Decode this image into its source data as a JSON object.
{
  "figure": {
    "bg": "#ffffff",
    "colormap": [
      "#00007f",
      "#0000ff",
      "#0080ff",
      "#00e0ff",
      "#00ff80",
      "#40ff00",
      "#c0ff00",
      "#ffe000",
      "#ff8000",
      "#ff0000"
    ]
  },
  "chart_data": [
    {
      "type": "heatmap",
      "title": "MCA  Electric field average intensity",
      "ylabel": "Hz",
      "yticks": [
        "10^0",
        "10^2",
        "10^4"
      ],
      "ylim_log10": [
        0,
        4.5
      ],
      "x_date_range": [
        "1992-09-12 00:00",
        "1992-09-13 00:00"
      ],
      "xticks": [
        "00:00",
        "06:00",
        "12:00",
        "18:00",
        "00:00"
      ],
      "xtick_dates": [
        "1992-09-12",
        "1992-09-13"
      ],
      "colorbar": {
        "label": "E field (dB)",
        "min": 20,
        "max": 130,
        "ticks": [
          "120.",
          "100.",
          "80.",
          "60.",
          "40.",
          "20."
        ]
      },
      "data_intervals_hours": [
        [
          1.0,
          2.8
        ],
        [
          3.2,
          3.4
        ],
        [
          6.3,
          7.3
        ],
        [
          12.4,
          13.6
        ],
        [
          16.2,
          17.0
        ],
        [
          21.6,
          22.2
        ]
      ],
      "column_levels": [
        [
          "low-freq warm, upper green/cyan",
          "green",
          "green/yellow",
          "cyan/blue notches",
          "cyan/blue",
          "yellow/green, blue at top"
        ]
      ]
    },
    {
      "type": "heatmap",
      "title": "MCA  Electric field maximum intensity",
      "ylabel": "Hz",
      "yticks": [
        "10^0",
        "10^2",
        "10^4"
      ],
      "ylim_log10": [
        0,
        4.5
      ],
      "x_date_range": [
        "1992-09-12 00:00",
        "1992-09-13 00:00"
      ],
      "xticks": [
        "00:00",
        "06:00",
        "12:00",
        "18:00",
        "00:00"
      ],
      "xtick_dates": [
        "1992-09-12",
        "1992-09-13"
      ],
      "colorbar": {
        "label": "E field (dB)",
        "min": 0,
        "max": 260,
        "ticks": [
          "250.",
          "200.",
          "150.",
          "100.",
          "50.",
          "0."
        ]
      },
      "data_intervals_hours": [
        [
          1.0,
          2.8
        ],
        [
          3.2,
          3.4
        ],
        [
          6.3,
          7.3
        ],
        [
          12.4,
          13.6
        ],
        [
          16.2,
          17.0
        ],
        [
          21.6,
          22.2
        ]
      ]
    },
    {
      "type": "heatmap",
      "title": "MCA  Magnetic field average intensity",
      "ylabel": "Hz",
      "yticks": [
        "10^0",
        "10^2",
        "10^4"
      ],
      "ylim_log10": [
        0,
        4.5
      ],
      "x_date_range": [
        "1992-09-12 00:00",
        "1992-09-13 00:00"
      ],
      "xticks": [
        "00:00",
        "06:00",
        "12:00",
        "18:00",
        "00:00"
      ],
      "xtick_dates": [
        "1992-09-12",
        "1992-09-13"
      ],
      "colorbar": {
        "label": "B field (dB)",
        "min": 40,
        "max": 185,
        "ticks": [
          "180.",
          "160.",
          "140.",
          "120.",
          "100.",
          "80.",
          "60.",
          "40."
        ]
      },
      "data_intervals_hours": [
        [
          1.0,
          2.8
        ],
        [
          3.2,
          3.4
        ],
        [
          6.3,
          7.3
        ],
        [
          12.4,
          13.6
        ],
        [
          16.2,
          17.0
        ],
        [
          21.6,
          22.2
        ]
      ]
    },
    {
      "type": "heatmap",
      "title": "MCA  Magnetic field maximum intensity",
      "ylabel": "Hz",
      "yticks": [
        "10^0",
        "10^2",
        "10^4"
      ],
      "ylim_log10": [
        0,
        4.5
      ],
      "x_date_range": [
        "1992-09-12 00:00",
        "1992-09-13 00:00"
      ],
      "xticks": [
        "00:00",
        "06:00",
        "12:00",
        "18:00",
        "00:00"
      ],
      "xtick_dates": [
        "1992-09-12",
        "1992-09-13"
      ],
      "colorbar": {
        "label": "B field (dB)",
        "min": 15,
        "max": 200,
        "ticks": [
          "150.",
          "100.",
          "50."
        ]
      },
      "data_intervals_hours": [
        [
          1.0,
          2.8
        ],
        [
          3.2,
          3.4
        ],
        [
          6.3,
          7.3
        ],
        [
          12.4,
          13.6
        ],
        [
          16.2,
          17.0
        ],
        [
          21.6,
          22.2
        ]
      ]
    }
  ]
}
========================
● **Given problem**
Pick out and copy the lines of the material that include the word "yellow".

● **Written reply**
          "green/yellow",
          "yellow/green, blue at top"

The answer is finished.